▶ Prompt
Repeat the material verbatim and drop the pictures.

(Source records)
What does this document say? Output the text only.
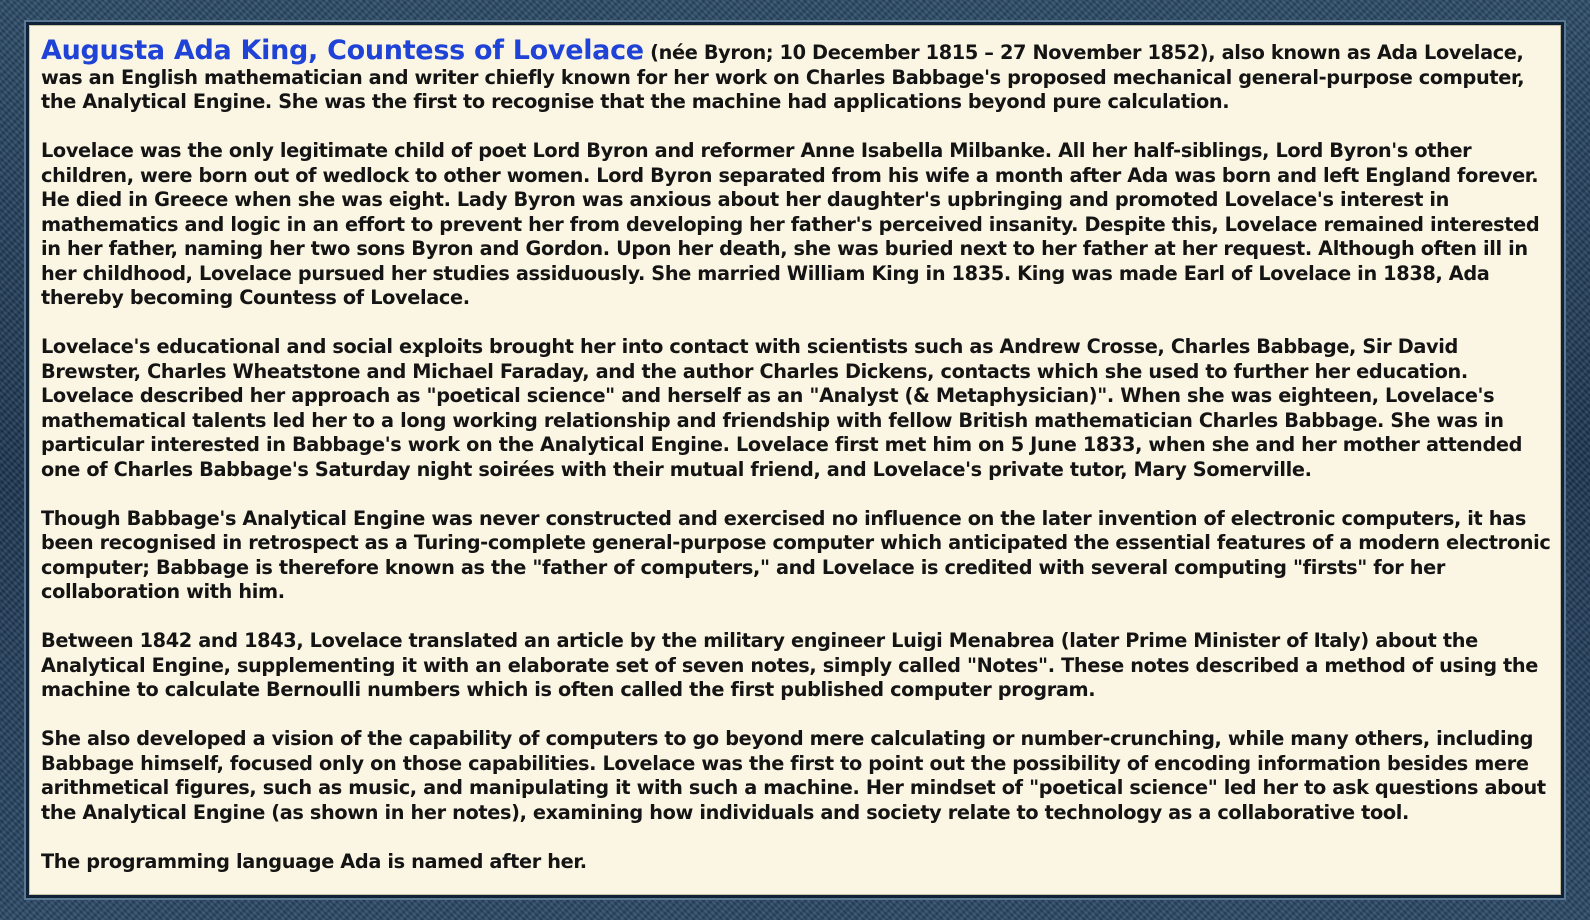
Augusta Ada King, Countess of Lovelace (née Byron; 10 December 1815 – 27 November 1852), also known as Ada Lovelace, was an English mathematician and writer chiefly known for her work on Charles Babbage's proposed mechanical general-purpose computer, the Analytical Engine. She was the first to recognise that the machine had applications beyond pure calculation.

Lovelace was the only legitimate child of poet Lord Byron and reformer Anne Isabella Milbanke. All her half-siblings, Lord Byron's other children, were born out of wedlock to other women. Lord Byron separated from his wife a month after Ada was born and left England forever. He died in Greece when she was eight. Lady Byron was anxious about her daughter's upbringing and promoted Lovelace's interest in mathematics and logic in an effort to prevent her from developing her father's perceived insanity. Despite this, Lovelace remained interested in her father, naming her two sons Byron and Gordon. Upon her death, she was buried next to her father at her request. Although often ill in her childhood, Lovelace pursued her studies assiduously. She married William King in 1835. King was made Earl of Lovelace in 1838, Ada thereby becoming Countess of Lovelace.

Lovelace's educational and social exploits brought her into contact with scientists such as Andrew Crosse, Charles Babbage, Sir David Brewster, Charles Wheatstone and Michael Faraday, and the author Charles Dickens, contacts which she used to further her education. Lovelace described her approach as "poetical science" and herself as an "Analyst (& Metaphysician)". When she was eighteen, Lovelace's mathematical talents led her to a long working relationship and friendship with fellow British mathematician Charles Babbage. She was in particular interested in Babbage's work on the Analytical Engine. Lovelace first met him on 5 June 1833, when she and her mother attended one of Charles Babbage's Saturday night soirées with their mutual friend, and Lovelace's private tutor, Mary Somerville.

Though Babbage's Analytical Engine was never constructed and exercised no influence on the later invention of electronic computers, it has been recognised in retrospect as a Turing-complete general-purpose computer which anticipated the essential features of a modern electronic computer; Babbage is therefore known as the "father of computers," and Lovelace is credited with several computing "firsts" for her collaboration with him.

Between 1842 and 1843, Lovelace translated an article by the military engineer Luigi Menabrea (later Prime Minister of Italy) about the Analytical Engine, supplementing it with an elaborate set of seven notes, simply called "Notes". These notes described a method of using the machine to calculate Bernoulli numbers which is often called the first published computer program.

She also developed a vision of the capability of computers to go beyond mere calculating or number-crunching, while many others, including Babbage himself, focused only on those capabilities. Lovelace was the first to point out the possibility of encoding information besides mere arithmetical figures, such as music, and manipulating it with such a machine. Her mindset of "poetical science" led her to ask questions about the Analytical Engine (as shown in her notes), examining how individuals and society relate to technology as a collaborative tool.

The programming language Ada is named after her.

▶ Finished exercise
What does this document say? Output the text only.
Augusta Ada King, Countess of Lovelace (née Byron; 10 December 1815 – 27 November 1852), also known as Ada Lovelace, was an English mathematician and writer chiefly known for her work on Charles Babbage's proposed mechanical general-purpose computer, the Analytical Engine. She was the first to recognise that the machine had applications beyond pure calculation.

Lovelace was the only legitimate child of poet Lord Byron and reformer Anne Isabella Milbanke. All her half-siblings, Lord Byron's other children, were born out of wedlock to other women. Lord Byron separated from his wife a month after Ada was born and left England forever. He died in Greece when she was eight. Lady Byron was anxious about her daughter's upbringing and promoted Lovelace's interest in mathematics and logic in an effort to prevent her from developing her father's perceived insanity. Despite this, Lovelace remained interested in her father, naming her two sons Byron and Gordon. Upon her death, she was buried next to her father at her request. Although often ill in her childhood, Lovelace pursued her studies assiduously. She married William King in 1835. King was made Earl of Lovelace in 1838, Ada thereby becoming Countess of Lovelace.

Lovelace's educational and social exploits brought her into contact with scientists such as Andrew Crosse, Charles Babbage, Sir David Brewster, Charles Wheatstone and Michael Faraday, and the author Charles Dickens, contacts which she used to further her education. Lovelace described her approach as "poetical science" and herself as an "Analyst (& Metaphysician)". When she was eighteen, Lovelace's mathematical talents led her to a long working relationship and friendship with fellow British mathematician Charles Babbage. She was in particular interested in Babbage's work on the Analytical Engine. Lovelace first met him on 5 June 1833, when she and her mother attended one of Charles Babbage's Saturday night soirées with their mutual friend, and Lovelace's private tutor, Mary Somerville.

Though Babbage's Analytical Engine was never constructed and exercised no influence on the later invention of electronic computers, it has been recognised in retrospect as a Turing-complete general-purpose computer which anticipated the essential features of a modern electronic computer; Babbage is therefore known as the "father of computers," and Lovelace is credited with several computing "firsts" for her collaboration with him.

Between 1842 and 1843, Lovelace translated an article by the military engineer Luigi Menabrea (later Prime Minister of Italy) about the Analytical Engine, supplementing it with an elaborate set of seven notes, simply called "Notes". These notes described a method of using the machine to calculate Bernoulli numbers which is often called the first published computer program.

She also developed a vision of the capability of computers to go beyond mere calculating or number-crunching, while many others, including Babbage himself, focused only on those capabilities. Lovelace was the first to point out the possibility of encoding information besides mere arithmetical figures, such as music, and manipulating it with such a machine. Her mindset of "poetical science" led her to ask questions about the Analytical Engine (as shown in her notes), examining how individuals and society relate to technology as a collaborative tool.

The programming language Ada is named after her.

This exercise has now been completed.